Give the number of lines holding the string "name" and nothing more.

## Data
-- Start --

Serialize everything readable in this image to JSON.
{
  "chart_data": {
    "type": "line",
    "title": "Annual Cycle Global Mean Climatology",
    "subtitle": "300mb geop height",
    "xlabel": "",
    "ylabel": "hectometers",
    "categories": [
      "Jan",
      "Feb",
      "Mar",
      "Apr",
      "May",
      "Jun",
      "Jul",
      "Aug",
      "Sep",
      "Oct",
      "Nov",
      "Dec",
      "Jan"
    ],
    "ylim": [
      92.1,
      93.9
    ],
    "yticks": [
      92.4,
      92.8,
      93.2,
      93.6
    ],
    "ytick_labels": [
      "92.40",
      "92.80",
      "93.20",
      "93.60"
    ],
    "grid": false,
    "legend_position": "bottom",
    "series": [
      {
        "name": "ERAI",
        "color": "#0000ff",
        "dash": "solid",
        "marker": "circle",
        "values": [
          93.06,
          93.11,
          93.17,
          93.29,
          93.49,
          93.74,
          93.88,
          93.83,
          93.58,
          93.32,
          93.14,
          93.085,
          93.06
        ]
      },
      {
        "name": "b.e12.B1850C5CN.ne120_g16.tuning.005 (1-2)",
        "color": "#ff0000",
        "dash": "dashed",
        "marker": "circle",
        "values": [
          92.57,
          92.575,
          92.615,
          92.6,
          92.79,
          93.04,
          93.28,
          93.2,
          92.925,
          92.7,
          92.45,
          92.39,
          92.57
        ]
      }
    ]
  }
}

-- End --

## Solution to the exercise
2